# Stated problem:
Lines containing the word "ylabel" are the ones to copy from the records below.

[Excerpts from a figure dataset]
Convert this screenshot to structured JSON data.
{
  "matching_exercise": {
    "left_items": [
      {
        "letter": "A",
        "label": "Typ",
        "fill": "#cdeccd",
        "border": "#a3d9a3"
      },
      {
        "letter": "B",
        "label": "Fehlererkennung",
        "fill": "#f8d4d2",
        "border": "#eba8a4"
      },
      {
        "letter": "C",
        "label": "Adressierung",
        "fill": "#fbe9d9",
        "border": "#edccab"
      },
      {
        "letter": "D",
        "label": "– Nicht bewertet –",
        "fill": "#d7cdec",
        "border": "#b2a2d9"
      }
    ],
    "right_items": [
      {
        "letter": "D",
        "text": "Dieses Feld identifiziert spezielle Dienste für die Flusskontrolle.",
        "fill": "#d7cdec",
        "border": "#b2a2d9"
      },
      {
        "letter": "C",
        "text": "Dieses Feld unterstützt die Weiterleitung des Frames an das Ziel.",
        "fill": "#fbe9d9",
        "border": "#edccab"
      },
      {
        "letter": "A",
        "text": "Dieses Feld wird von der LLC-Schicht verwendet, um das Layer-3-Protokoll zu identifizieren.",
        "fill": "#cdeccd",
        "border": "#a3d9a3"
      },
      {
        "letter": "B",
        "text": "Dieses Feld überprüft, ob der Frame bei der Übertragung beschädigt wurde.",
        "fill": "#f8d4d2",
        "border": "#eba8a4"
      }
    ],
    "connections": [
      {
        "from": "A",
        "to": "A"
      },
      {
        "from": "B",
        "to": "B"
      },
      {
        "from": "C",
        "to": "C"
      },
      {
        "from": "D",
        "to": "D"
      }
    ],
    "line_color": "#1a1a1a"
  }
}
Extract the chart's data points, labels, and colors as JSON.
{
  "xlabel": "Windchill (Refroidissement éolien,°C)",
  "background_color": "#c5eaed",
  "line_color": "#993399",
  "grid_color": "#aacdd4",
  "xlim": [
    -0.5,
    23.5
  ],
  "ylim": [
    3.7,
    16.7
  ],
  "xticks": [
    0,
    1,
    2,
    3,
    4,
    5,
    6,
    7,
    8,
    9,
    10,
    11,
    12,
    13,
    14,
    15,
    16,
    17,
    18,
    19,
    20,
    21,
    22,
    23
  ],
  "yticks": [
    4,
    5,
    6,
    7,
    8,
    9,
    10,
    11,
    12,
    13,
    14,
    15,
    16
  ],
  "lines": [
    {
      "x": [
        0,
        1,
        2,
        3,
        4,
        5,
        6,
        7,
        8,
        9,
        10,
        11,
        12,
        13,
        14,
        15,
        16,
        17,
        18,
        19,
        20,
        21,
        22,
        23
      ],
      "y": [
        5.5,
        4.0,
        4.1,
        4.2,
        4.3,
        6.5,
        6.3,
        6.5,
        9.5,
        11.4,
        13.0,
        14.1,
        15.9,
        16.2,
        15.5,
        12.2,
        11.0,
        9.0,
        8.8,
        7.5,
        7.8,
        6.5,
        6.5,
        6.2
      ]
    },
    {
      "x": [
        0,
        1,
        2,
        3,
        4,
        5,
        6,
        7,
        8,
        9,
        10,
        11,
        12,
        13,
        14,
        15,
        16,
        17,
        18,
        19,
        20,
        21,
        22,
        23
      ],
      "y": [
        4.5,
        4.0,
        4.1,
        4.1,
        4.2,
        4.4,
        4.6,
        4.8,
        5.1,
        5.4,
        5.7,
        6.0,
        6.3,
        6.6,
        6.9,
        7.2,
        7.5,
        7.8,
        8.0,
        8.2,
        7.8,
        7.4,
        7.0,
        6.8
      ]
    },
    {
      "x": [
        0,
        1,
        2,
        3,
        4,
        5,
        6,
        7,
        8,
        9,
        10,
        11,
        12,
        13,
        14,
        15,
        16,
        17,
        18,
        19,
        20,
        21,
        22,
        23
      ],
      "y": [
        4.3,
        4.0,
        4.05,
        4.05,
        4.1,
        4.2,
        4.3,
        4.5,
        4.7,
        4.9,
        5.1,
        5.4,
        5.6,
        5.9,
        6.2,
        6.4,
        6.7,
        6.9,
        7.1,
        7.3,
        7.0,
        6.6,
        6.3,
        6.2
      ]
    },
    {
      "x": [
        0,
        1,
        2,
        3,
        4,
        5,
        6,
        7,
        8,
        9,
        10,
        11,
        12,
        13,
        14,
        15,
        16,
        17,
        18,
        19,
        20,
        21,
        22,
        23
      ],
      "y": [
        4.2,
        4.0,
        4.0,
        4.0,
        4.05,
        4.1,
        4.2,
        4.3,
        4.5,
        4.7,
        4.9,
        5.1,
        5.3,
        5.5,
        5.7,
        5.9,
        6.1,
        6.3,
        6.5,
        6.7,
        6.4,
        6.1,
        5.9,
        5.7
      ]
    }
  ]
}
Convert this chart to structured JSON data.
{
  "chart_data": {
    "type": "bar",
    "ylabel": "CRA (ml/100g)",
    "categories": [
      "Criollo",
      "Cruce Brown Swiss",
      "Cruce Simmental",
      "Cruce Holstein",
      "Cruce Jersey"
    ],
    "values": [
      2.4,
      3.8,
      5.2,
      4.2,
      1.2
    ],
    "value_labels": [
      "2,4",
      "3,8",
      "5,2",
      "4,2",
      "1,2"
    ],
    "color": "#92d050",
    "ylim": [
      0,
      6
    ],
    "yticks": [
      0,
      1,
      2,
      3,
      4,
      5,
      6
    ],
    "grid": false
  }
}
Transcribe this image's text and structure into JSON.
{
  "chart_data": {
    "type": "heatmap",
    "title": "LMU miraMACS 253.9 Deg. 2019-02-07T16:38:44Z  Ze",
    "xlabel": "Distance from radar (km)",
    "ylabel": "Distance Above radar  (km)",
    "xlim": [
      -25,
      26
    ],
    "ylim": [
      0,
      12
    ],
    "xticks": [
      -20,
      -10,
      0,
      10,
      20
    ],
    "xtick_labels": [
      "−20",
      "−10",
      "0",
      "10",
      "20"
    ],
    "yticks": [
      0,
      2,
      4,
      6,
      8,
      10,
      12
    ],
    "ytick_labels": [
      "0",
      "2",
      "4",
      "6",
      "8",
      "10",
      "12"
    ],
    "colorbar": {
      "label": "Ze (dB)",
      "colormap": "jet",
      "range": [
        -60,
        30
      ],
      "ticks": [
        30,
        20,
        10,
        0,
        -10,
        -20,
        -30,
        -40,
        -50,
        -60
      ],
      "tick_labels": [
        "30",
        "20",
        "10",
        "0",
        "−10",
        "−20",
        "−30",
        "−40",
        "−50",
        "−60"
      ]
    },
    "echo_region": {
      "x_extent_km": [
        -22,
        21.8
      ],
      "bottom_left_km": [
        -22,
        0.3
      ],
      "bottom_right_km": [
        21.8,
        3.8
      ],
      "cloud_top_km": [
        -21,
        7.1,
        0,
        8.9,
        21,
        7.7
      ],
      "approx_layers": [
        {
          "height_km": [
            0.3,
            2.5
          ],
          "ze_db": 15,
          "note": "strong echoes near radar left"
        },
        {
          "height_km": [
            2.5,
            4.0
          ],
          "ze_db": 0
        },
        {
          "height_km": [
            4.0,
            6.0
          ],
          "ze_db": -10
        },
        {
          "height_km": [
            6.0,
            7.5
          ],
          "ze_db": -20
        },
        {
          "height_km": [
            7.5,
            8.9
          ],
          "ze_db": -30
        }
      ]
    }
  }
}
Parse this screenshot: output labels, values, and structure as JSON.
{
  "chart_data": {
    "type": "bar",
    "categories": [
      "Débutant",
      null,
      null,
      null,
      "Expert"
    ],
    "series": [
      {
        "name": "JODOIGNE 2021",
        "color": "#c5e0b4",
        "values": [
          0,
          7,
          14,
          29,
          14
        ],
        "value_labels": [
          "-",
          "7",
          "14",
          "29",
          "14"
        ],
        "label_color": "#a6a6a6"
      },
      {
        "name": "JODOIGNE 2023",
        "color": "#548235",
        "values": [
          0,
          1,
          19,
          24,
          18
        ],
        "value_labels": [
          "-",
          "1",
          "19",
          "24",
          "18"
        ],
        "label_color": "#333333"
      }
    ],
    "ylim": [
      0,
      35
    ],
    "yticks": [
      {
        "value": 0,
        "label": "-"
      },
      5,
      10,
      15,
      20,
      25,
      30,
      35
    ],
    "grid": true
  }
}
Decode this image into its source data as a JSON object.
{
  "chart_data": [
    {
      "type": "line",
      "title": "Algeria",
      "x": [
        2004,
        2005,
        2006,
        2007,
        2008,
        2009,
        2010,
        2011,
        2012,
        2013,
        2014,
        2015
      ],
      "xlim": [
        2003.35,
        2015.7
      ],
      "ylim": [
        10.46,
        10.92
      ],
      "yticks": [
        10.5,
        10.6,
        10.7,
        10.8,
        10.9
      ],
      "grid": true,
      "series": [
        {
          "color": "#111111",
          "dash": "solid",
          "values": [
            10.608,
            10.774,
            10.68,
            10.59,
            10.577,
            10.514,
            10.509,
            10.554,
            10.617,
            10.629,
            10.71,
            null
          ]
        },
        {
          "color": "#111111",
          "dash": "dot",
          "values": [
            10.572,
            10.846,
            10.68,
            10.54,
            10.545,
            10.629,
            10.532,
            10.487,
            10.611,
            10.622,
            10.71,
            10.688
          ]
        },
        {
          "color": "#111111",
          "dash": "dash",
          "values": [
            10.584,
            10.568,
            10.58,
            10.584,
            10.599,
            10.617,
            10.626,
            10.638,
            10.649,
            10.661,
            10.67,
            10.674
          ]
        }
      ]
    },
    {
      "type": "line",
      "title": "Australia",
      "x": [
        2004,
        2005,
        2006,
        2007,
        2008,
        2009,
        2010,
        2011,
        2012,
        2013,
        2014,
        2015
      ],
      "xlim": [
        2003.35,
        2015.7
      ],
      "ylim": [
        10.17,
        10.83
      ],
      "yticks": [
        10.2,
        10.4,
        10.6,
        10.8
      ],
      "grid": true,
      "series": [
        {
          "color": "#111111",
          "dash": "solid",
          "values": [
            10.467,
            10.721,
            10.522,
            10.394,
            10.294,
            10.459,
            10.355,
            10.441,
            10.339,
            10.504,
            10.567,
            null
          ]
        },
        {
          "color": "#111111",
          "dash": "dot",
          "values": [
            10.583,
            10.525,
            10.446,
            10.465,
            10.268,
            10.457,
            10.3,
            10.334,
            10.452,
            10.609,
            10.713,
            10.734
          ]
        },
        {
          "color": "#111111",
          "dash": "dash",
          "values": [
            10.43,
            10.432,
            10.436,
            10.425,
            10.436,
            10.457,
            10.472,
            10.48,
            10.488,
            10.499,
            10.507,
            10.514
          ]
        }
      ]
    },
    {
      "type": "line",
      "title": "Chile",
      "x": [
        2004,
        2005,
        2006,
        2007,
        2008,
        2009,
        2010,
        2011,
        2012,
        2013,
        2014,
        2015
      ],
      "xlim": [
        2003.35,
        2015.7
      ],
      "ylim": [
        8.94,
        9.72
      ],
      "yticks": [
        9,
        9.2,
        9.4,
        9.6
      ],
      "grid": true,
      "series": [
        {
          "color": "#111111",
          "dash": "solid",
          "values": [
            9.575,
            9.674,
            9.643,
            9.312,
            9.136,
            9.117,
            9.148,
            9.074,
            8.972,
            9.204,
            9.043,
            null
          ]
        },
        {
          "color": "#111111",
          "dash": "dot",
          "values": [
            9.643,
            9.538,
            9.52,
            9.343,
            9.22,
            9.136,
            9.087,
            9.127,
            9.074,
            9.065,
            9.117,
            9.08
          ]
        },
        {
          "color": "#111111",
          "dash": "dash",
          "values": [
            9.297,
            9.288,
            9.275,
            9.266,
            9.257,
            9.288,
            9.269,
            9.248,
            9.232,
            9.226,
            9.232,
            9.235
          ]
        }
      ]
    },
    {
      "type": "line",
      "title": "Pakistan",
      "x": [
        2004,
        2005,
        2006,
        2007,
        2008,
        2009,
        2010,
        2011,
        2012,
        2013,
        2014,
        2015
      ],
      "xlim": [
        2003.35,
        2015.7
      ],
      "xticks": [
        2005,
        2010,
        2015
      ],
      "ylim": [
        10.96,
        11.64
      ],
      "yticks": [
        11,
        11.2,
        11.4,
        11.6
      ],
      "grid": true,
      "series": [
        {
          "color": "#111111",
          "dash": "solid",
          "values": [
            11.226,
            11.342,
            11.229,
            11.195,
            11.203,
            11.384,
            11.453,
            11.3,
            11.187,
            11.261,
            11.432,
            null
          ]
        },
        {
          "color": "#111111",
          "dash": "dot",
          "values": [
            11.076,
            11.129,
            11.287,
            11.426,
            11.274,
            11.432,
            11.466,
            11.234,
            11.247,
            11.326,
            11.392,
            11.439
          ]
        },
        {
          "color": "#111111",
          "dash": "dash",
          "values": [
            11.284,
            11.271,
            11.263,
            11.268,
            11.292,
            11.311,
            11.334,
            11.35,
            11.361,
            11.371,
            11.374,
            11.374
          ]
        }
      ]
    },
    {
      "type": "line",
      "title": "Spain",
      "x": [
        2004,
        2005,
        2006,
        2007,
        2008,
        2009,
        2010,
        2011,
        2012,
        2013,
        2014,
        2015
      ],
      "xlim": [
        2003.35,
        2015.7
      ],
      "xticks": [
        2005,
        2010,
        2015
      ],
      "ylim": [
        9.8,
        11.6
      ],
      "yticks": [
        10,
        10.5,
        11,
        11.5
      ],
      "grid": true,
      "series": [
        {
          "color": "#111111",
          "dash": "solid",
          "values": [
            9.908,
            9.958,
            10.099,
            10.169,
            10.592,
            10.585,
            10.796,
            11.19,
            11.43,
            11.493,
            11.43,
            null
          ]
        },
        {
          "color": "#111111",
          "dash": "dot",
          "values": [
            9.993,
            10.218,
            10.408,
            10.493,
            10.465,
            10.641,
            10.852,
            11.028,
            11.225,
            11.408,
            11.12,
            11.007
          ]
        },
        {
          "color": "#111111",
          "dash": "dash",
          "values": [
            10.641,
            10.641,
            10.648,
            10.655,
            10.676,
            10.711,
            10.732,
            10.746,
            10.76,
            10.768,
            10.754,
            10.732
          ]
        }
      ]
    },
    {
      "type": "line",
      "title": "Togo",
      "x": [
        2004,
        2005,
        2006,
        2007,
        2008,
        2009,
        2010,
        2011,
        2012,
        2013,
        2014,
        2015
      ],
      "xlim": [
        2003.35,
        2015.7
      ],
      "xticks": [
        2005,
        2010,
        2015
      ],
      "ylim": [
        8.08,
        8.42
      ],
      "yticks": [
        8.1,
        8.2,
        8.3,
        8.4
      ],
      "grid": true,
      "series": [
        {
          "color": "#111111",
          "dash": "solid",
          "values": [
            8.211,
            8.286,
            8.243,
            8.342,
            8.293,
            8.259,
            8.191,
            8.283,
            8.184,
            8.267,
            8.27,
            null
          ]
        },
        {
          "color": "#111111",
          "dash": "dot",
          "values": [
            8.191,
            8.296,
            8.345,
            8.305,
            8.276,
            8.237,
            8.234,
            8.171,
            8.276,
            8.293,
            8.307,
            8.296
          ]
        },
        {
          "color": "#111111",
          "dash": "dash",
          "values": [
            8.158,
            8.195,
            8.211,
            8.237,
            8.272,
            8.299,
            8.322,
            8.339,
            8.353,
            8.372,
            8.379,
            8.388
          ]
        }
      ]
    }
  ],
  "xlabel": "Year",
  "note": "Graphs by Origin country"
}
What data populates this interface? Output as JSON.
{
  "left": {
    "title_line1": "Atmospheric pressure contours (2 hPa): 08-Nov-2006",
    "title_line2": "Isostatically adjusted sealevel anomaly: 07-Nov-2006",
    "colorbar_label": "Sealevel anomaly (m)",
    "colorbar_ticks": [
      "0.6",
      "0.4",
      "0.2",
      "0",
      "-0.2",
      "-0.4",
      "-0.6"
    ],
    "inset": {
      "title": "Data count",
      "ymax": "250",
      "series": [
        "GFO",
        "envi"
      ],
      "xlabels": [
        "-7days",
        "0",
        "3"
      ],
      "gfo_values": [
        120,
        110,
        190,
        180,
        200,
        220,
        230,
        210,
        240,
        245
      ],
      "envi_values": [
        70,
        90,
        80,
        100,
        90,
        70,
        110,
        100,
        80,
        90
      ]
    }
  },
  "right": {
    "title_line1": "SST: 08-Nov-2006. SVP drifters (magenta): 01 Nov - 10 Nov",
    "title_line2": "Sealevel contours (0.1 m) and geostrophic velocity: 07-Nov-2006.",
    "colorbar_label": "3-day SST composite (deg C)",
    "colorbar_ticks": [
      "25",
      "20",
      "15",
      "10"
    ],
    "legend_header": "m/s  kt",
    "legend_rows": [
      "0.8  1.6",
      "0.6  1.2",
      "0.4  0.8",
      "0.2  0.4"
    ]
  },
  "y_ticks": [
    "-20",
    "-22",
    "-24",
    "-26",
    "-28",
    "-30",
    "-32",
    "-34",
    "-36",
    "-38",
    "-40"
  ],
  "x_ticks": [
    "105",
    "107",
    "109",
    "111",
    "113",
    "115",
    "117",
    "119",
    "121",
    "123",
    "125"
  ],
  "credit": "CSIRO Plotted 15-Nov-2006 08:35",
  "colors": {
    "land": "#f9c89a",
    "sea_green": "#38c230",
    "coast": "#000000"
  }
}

# The solution:
    "ylabel": "CRA (ml/100g)",
    "ylabel": "Distance Above radar  (km)",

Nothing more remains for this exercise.